TASK TO CARRY OUT
Locate the word "time" in the data below, then copy every line that holds it.
· · · ·
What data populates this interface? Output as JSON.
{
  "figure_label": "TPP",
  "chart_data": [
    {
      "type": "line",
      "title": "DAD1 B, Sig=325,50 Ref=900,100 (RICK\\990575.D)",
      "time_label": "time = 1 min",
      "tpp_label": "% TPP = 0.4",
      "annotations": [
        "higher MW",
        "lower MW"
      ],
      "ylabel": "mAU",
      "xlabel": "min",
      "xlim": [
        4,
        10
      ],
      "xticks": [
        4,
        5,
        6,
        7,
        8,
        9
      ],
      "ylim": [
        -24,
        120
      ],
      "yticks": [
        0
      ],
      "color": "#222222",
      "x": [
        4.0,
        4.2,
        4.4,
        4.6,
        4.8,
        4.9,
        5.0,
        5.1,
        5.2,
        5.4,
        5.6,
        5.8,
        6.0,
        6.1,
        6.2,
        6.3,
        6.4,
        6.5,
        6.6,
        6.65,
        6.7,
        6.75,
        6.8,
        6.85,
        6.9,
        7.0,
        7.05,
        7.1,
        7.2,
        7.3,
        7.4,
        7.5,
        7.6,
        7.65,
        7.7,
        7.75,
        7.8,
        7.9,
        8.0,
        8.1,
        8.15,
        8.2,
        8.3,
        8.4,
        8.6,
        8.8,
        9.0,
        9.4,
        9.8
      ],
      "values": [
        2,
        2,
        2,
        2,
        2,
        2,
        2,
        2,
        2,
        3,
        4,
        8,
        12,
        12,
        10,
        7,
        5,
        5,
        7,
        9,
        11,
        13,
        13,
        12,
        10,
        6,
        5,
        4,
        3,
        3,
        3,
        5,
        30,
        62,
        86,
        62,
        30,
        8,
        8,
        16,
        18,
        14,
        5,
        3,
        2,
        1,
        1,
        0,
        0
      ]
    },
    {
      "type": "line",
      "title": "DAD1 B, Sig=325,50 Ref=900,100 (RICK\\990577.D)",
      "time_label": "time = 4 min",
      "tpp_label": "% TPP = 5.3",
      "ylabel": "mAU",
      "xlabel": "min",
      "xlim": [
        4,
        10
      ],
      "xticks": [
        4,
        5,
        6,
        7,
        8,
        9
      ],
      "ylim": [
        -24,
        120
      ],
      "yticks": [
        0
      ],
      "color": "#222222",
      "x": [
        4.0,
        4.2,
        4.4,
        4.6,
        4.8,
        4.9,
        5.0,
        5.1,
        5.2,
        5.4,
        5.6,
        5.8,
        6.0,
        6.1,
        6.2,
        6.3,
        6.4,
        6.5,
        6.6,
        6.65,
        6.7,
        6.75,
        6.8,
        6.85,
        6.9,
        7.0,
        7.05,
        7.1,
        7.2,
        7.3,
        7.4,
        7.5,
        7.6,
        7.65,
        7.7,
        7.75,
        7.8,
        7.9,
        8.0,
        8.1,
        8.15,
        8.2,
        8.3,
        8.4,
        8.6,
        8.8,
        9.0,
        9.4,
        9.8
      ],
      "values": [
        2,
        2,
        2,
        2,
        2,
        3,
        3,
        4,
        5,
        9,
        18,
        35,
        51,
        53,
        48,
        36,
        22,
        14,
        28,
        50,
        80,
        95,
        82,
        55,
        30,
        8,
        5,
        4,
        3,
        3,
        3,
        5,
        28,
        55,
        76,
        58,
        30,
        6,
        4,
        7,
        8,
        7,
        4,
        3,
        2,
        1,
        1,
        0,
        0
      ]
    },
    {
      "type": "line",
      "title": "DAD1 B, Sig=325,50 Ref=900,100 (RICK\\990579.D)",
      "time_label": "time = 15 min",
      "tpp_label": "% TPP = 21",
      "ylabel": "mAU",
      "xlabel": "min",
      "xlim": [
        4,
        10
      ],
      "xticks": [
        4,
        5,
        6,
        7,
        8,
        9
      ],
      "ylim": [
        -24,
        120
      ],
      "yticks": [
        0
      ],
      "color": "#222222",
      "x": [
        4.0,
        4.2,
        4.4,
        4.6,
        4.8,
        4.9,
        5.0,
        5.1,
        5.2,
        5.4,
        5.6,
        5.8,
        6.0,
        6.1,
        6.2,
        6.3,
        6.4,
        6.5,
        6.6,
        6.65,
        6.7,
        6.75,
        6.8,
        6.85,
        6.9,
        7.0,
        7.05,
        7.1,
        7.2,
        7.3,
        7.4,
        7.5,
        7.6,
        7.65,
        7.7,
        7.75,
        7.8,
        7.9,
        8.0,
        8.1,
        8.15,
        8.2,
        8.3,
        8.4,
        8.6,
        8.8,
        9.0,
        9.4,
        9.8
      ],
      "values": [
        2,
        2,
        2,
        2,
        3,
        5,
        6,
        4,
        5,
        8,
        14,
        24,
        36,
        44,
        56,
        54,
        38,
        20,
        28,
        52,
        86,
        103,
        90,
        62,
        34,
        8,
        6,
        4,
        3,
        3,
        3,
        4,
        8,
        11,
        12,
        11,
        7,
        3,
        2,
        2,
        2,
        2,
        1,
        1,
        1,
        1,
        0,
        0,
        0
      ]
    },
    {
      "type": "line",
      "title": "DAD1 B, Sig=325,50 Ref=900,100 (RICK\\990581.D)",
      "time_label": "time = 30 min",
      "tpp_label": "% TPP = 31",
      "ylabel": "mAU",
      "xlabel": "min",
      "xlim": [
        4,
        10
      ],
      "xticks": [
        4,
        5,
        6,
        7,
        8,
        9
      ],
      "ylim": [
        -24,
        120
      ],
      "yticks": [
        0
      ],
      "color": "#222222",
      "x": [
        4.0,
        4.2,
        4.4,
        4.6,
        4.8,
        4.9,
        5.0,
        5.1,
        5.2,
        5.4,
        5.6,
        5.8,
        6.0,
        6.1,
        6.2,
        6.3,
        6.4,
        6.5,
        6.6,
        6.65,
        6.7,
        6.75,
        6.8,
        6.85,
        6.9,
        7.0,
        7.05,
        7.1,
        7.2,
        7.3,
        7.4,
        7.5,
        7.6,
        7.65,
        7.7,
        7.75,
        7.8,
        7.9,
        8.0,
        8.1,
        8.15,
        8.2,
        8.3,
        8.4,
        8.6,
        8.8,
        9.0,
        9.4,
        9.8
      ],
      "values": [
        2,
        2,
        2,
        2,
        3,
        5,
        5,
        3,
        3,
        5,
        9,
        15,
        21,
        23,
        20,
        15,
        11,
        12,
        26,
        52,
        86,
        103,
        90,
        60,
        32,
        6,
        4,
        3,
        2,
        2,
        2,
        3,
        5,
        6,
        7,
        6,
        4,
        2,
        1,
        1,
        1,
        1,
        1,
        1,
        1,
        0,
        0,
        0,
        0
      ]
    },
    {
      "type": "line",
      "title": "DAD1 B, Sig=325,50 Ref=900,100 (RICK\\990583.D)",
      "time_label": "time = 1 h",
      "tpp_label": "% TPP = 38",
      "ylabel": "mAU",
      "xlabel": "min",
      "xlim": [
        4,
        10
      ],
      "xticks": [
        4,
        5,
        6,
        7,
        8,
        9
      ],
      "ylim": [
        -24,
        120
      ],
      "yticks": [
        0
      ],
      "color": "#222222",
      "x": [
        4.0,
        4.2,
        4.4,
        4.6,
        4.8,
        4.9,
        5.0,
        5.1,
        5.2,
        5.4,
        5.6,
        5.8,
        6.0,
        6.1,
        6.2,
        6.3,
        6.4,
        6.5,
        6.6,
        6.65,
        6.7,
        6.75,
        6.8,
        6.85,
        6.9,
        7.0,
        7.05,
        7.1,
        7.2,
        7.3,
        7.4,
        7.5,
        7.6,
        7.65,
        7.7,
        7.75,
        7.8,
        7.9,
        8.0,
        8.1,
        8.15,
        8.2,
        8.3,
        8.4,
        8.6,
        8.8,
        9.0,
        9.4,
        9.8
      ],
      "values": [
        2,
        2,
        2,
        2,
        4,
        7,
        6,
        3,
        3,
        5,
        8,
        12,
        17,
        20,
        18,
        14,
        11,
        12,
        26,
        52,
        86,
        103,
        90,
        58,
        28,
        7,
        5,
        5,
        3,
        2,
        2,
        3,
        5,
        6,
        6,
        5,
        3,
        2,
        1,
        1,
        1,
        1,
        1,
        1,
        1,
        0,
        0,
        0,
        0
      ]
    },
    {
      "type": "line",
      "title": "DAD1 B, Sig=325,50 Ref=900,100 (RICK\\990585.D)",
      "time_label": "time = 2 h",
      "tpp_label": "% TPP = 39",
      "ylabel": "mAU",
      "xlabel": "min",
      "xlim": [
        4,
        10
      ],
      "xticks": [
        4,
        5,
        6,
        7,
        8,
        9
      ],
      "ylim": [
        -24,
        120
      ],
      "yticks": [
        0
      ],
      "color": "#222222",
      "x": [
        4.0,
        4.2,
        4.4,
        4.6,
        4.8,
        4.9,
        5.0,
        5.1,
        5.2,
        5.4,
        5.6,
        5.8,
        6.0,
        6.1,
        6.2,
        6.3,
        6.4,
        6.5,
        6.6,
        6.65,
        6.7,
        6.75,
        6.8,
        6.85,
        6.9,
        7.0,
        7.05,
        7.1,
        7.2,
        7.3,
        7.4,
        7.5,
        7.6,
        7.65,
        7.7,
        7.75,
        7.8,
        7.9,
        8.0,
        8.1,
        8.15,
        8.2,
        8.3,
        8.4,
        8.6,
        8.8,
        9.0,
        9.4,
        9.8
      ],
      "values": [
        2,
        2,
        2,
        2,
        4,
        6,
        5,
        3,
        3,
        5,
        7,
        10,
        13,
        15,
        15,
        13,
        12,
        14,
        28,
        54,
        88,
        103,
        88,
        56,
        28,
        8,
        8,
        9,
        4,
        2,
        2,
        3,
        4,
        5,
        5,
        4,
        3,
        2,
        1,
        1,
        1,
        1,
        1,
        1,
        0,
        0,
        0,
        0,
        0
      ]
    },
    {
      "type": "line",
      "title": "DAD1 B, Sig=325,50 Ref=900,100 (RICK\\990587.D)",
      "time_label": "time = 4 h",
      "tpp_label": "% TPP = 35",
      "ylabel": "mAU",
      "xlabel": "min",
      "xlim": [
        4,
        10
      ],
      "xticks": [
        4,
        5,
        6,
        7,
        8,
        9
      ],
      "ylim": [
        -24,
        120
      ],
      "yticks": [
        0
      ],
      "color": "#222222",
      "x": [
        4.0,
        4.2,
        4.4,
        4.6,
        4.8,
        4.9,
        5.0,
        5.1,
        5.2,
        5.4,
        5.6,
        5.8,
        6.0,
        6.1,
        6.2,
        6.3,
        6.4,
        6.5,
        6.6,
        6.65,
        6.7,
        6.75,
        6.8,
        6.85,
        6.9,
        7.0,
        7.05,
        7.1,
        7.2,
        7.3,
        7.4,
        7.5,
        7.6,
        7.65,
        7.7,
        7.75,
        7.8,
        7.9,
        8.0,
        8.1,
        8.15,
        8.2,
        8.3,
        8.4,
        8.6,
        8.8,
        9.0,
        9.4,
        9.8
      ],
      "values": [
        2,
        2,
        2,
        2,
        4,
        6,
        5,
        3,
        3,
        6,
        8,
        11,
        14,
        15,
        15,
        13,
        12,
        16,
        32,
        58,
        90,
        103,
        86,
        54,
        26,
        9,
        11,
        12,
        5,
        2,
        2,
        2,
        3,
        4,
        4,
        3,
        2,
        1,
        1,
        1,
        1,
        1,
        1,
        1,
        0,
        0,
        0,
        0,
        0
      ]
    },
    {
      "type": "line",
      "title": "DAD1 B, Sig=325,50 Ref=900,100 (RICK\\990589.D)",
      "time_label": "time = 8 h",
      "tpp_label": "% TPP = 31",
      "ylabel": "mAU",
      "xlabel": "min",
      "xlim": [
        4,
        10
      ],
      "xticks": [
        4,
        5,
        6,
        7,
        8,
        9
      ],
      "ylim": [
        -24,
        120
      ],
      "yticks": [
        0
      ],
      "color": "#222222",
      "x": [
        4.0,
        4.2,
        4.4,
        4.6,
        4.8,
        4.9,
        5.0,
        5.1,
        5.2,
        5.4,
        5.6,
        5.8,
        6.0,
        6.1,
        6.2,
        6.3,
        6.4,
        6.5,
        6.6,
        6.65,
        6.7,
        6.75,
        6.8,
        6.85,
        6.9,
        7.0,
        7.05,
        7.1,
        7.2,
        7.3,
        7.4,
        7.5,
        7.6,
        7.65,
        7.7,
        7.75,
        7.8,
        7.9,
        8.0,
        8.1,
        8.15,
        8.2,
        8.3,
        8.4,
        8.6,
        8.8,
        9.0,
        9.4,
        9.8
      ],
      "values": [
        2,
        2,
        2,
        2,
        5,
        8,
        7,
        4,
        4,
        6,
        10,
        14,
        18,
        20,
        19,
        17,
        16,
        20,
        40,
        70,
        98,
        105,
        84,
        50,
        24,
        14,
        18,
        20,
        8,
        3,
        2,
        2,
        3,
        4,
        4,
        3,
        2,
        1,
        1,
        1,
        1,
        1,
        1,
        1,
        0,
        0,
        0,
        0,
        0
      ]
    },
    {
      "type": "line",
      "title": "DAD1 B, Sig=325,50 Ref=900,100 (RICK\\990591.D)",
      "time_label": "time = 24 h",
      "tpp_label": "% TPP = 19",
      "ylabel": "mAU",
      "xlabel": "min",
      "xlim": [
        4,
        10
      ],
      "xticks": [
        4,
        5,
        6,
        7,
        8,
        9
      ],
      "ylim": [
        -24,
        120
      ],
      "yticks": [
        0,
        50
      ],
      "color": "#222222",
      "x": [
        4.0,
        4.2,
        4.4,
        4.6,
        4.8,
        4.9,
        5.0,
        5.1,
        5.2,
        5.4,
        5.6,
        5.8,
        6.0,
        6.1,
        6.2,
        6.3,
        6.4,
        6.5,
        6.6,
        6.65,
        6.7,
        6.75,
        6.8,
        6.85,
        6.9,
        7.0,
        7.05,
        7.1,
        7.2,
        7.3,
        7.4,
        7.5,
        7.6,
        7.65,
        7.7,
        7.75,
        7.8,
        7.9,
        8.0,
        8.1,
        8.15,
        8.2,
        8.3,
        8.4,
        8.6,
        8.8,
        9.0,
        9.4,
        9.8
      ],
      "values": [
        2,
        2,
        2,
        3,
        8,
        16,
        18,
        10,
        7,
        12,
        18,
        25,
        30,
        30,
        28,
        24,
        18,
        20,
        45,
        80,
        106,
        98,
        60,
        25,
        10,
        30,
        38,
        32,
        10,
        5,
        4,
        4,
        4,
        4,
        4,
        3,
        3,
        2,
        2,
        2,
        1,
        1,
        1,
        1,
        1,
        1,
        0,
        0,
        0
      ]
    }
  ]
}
· · · ·
CORRECT OUTPUT
      "time_label": "time = 1 min",
      "time_label": "time = 4 min",
      "time_label": "time = 15 min",
      "time_label": "time = 30 min",
      "time_label": "time = 1 h",
      "time_label": "time = 2 h",
      "time_label": "time = 4 h",
      "time_label": "time = 8 h",
      "time_label": "time = 24 h",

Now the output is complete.